*The problem:* Please copy every record below exactly, leaving out the pictures.

*Data entries for graphics:*
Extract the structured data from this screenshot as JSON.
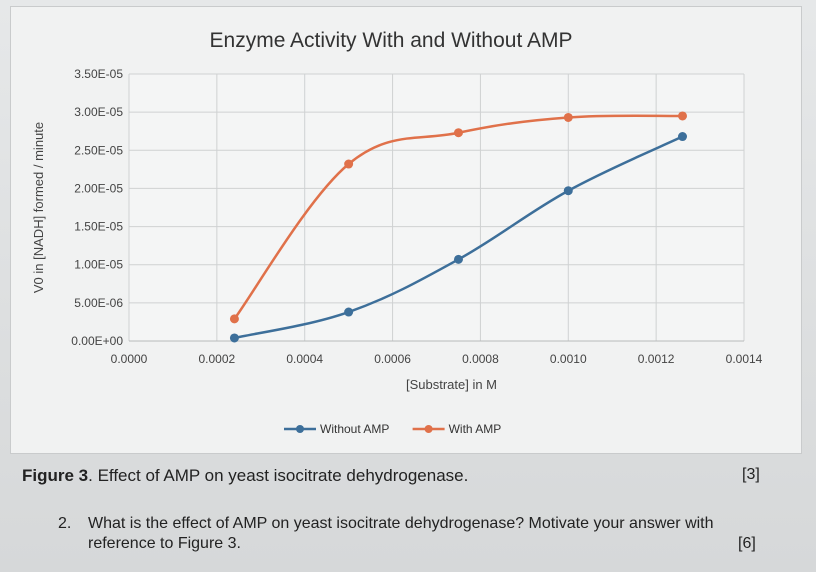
{
  "chart_data": {
    "type": "line",
    "title": "Enzyme Activity With and Without AMP",
    "xlabel": "[Substrate] in M",
    "ylabel": "V0 in [NADH] formed / minute",
    "xlim": [
      0,
      0.0014
    ],
    "ylim": [
      0,
      3.5e-05
    ],
    "x_tick_labels": [
      "0.0000",
      "0.0002",
      "0.0004",
      "0.0006",
      "0.0008",
      "0.0010",
      "0.0012",
      "0.0014"
    ],
    "y_tick_labels": [
      "0.00E+00",
      "5.00E-06",
      "1.00E-05",
      "1.50E-05",
      "2.00E-05",
      "2.50E-05",
      "3.00E-05",
      "3.50E-05"
    ],
    "grid": true,
    "legend_position": "bottom",
    "series": [
      {
        "name": "Without AMP",
        "color": "#3d6f9a",
        "points": [
          [
            0.00024,
            4e-07
          ],
          [
            0.0005,
            3.8e-06
          ],
          [
            0.00075,
            1.07e-05
          ],
          [
            0.001,
            1.97e-05
          ],
          [
            0.00126,
            2.68e-05
          ]
        ]
      },
      {
        "name": "With AMP",
        "color": "#e0714a",
        "points": [
          [
            0.00024,
            2.9e-06
          ],
          [
            0.0005,
            2.32e-05
          ],
          [
            0.00075,
            2.73e-05
          ],
          [
            0.001,
            2.93e-05
          ],
          [
            0.00126,
            2.95e-05
          ]
        ]
      }
    ]
  },
  "caption": {
    "label": "Figure 3",
    "text": ". Effect of AMP on yeast isocitrate dehydrogenase.",
    "marks": "[3]"
  },
  "question": {
    "number": "2.",
    "text": "What is the effect of AMP on yeast isocitrate dehydrogenase? Motivate your answer with reference to Figure 3.",
    "marks": "[6]"
  }
}
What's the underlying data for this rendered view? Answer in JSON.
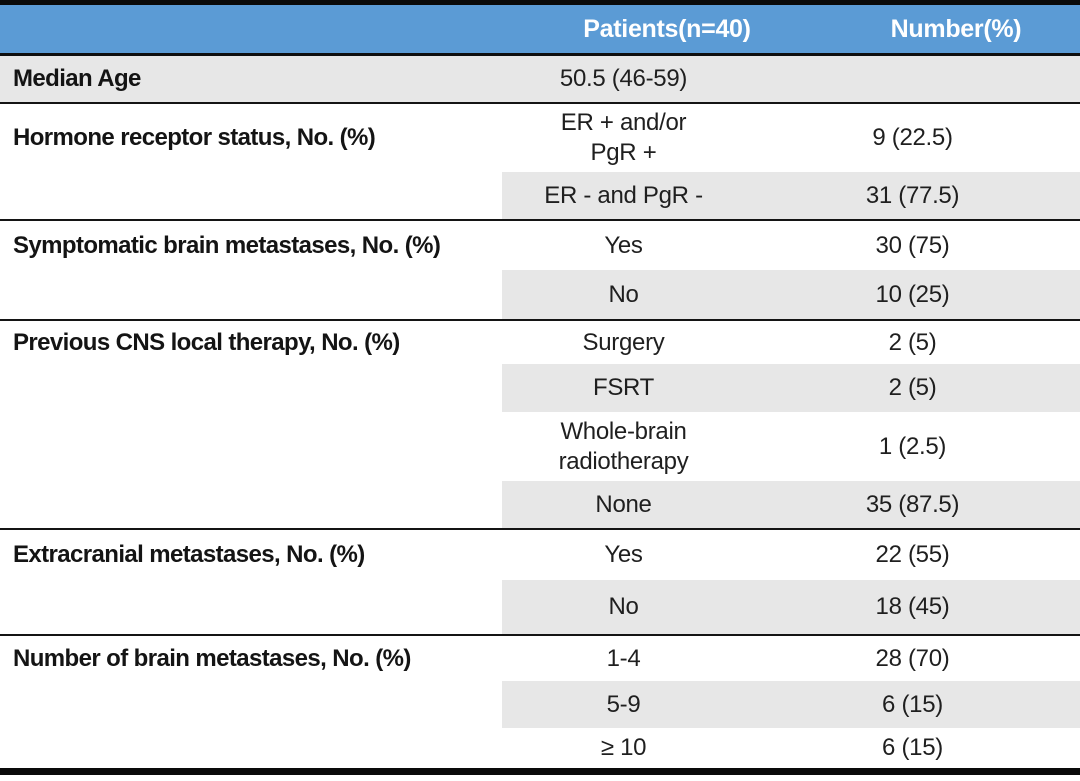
{
  "table": {
    "colors": {
      "header_bg": "#5B9BD5",
      "header_text": "#FFFFFF",
      "band_bg": "#E7E7E7",
      "border": "#0A0A0A",
      "body_text": "#1F1F1F"
    },
    "header": {
      "patients_label": "Patients(n=40)",
      "number_label": "Number(%)"
    },
    "sections": [
      {
        "label": "Median Age",
        "rows": [
          {
            "value": "50.5 (46-59)",
            "number": "",
            "shaded": true,
            "fullband": true
          }
        ]
      },
      {
        "label": "Hormone receptor status, No. (%)",
        "rows": [
          {
            "value": "ER + and/or\nPgR +",
            "number": "9 (22.5)",
            "shaded": false
          },
          {
            "value": "ER - and PgR -",
            "number": "31 (77.5)",
            "shaded": true
          }
        ]
      },
      {
        "label": "Symptomatic brain metastases, No. (%)",
        "rows": [
          {
            "value": "Yes",
            "number": "30 (75)",
            "shaded": false
          },
          {
            "value": "No",
            "number": "10 (25)",
            "shaded": true
          }
        ]
      },
      {
        "label": "Previous CNS local therapy, No. (%)",
        "rows": [
          {
            "value": "Surgery",
            "number": "2 (5)",
            "shaded": false
          },
          {
            "value": "FSRT",
            "number": "2 (5)",
            "shaded": true
          },
          {
            "value": "Whole-brain\nradiotherapy",
            "number": "1 (2.5)",
            "shaded": false
          },
          {
            "value": "None",
            "number": "35 (87.5)",
            "shaded": true
          }
        ]
      },
      {
        "label": "Extracranial metastases, No. (%)",
        "rows": [
          {
            "value": "Yes",
            "number": "22 (55)",
            "shaded": false
          },
          {
            "value": "No",
            "number": "18 (45)",
            "shaded": true
          }
        ]
      },
      {
        "label": "Number of brain metastases, No. (%)",
        "rows": [
          {
            "value": "1-4",
            "number": "28 (70)",
            "shaded": false
          },
          {
            "value": "5-9",
            "number": "6 (15)",
            "shaded": true
          },
          {
            "value": "≥ 10",
            "number": "6 (15)",
            "shaded": false
          }
        ]
      }
    ]
  }
}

*Answer box:*
Extract the structured data from this screenshot as JSON.
{
  "chart_data": {
    "type": "line",
    "title": "Enzyme Activity With and Without AMP",
    "xlabel": "[Substrate] in M",
    "ylabel": "V0 in [NADH] formed / minute",
    "xlim": [
      0,
      0.0014
    ],
    "ylim": [
      0,
      3.5e-05
    ],
    "x_tick_labels": [
      "0.0000",
      "0.0002",
      "0.0004",
      "0.0006",
      "0.0008",
      "0.0010",
      "0.0012",
      "0.0014"
    ],
    "y_tick_labels": [
      "0.00E+00",
      "5.00E-06",
      "1.00E-05",
      "1.50E-05",
      "2.00E-05",
      "2.50E-05",
      "3.00E-05",
      "3.50E-05"
    ],
    "grid": true,
    "legend_position": "bottom",
    "series": [
      {
        "name": "Without AMP",
        "color": "#3d6f9a",
        "points": [
          [
            0.00024,
            4e-07
          ],
          [
            0.0005,
            3.8e-06
          ],
          [
            0.00075,
            1.07e-05
          ],
          [
            0.001,
            1.97e-05
          ],
          [
            0.00126,
            2.68e-05
          ]
        ]
      },
      {
        "name": "With AMP",
        "color": "#e0714a",
        "points": [
          [
            0.00024,
            2.9e-06
          ],
          [
            0.0005,
            2.32e-05
          ],
          [
            0.00075,
            2.73e-05
          ],
          [
            0.001,
            2.93e-05
          ],
          [
            0.00126,
            2.95e-05
          ]
        ]
      }
    ]
  },
  "caption": {
    "label": "Figure 3",
    "text": ". Effect of AMP on yeast isocitrate dehydrogenase.",
    "marks": "[3]"
  },
  "question": {
    "number": "2.",
    "text": "What is the effect of AMP on yeast isocitrate dehydrogenase? Motivate your answer with reference to Figure 3.",
    "marks": "[6]"
  }
}
What's the underlying data for this rendered view? Answer in JSON.
{
  "table": {
    "colors": {
      "header_bg": "#5B9BD5",
      "header_text": "#FFFFFF",
      "band_bg": "#E7E7E7",
      "border": "#0A0A0A",
      "body_text": "#1F1F1F"
    },
    "header": {
      "patients_label": "Patients(n=40)",
      "number_label": "Number(%)"
    },
    "sections": [
      {
        "label": "Median Age",
        "rows": [
          {
            "value": "50.5 (46-59)",
            "number": "",
            "shaded": true,
            "fullband": true
          }
        ]
      },
      {
        "label": "Hormone receptor status, No. (%)",
        "rows": [
          {
            "value": "ER + and/or\nPgR +",
            "number": "9 (22.5)",
            "shaded": false
          },
          {
            "value": "ER - and PgR -",
            "number": "31 (77.5)",
            "shaded": true
          }
        ]
      },
      {
        "label": "Symptomatic brain metastases, No. (%)",
        "rows": [
          {
            "value": "Yes",
            "number": "30 (75)",
            "shaded": false
          },
          {
            "value": "No",
            "number": "10 (25)",
            "shaded": true
          }
        ]
      },
      {
        "label": "Previous CNS local therapy, No. (%)",
        "rows": [
          {
            "value": "Surgery",
            "number": "2 (5)",
            "shaded": false
          },
          {
            "value": "FSRT",
            "number": "2 (5)",
            "shaded": true
          },
          {
            "value": "Whole-brain\nradiotherapy",
            "number": "1 (2.5)",
            "shaded": false
          },
          {
            "value": "None",
            "number": "35 (87.5)",
            "shaded": true
          }
        ]
      },
      {
        "label": "Extracranial metastases, No. (%)",
        "rows": [
          {
            "value": "Yes",
            "number": "22 (55)",
            "shaded": false
          },
          {
            "value": "No",
            "number": "18 (45)",
            "shaded": true
          }
        ]
      },
      {
        "label": "Number of brain metastases, No. (%)",
        "rows": [
          {
            "value": "1-4",
            "number": "28 (70)",
            "shaded": false
          },
          {
            "value": "5-9",
            "number": "6 (15)",
            "shaded": true
          },
          {
            "value": "≥ 10",
            "number": "6 (15)",
            "shaded": false
          }
        ]
      }
    ]
  }
}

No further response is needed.